[Stored items]
━━━━━━━━━━━━━━━━━━━━━━━━━━━━━━
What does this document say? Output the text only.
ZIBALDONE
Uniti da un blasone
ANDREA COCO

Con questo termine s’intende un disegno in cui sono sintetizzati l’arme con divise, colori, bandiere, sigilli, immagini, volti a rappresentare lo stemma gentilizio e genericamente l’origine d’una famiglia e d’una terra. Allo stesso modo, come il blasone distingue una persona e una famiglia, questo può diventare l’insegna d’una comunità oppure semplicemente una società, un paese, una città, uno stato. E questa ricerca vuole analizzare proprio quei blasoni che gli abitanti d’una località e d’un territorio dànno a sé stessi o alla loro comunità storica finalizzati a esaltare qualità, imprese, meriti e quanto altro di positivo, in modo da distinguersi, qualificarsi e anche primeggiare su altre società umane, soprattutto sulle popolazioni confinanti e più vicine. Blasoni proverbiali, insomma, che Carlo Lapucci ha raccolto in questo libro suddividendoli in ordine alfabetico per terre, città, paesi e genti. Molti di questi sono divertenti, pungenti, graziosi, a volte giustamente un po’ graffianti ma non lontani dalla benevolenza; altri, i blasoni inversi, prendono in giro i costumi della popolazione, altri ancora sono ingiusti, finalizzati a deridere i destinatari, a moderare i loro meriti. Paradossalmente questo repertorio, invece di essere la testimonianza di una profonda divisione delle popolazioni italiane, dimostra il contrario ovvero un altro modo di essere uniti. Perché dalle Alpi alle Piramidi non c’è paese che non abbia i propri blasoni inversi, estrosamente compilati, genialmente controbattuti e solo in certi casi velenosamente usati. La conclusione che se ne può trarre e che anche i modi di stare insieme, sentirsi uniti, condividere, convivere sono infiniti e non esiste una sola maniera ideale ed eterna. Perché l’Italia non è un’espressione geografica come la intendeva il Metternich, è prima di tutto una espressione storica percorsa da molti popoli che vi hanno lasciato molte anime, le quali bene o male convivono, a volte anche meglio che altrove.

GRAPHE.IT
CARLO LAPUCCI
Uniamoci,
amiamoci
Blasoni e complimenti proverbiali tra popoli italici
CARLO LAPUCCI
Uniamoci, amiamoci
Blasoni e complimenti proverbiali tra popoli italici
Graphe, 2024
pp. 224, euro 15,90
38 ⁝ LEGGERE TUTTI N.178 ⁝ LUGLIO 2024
━━━━━━━━━━━━━━━━━━━━━━━━━━━━━━
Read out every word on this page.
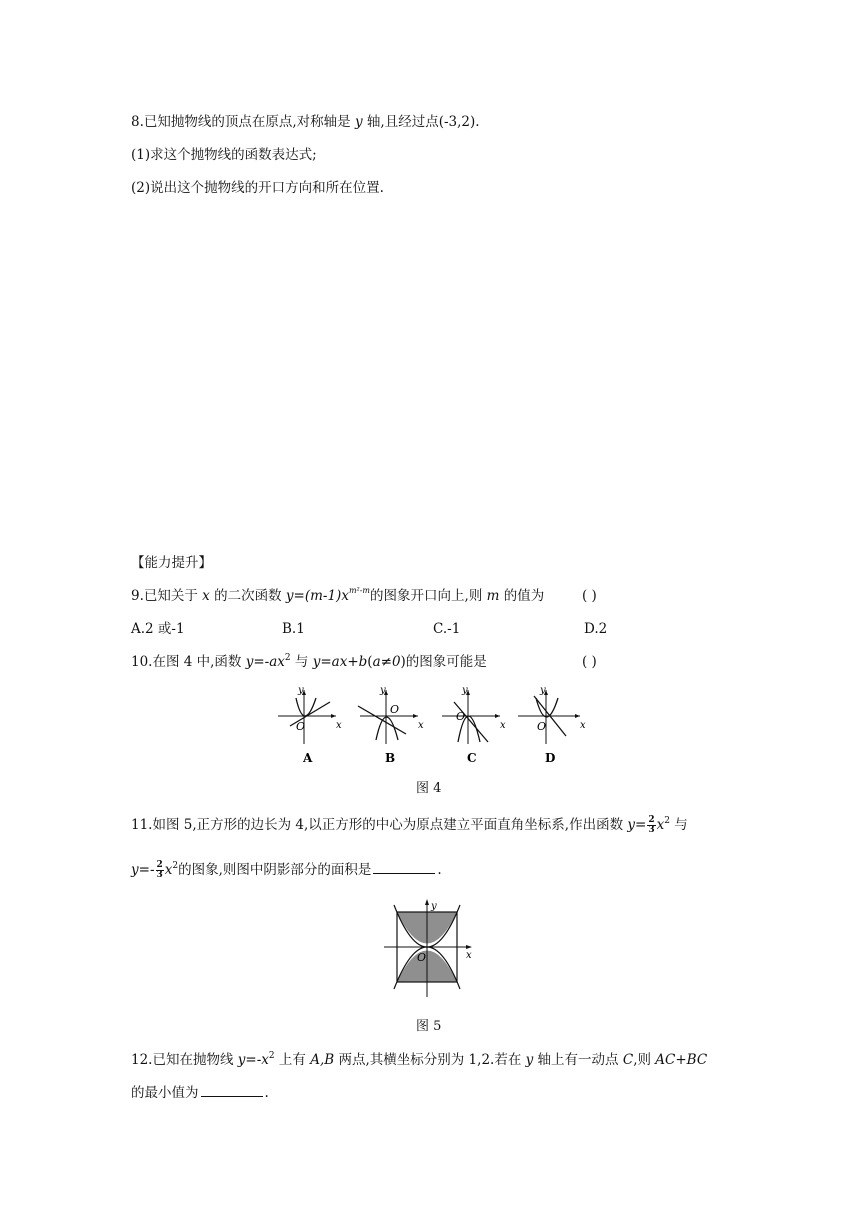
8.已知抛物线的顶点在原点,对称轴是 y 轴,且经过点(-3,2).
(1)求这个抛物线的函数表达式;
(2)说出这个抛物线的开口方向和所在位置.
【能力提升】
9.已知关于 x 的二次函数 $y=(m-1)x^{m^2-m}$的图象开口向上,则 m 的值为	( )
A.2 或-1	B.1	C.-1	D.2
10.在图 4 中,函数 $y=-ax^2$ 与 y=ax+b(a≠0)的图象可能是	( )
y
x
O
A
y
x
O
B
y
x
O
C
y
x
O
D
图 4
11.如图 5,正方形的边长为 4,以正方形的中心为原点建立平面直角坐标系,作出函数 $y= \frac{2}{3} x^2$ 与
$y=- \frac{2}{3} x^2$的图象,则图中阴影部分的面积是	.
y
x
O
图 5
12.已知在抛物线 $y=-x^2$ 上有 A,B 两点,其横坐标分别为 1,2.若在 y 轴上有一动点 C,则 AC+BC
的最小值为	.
━━━━━━━━━━━━━━━━━━━━━━━━━━━━━━
:: WRITTEN REQUEST ::
Pick out the lines above containing the word "this", then copy them.

:: SOLUTION ::
What does this document say? Output the text only.
Read out every word on this page.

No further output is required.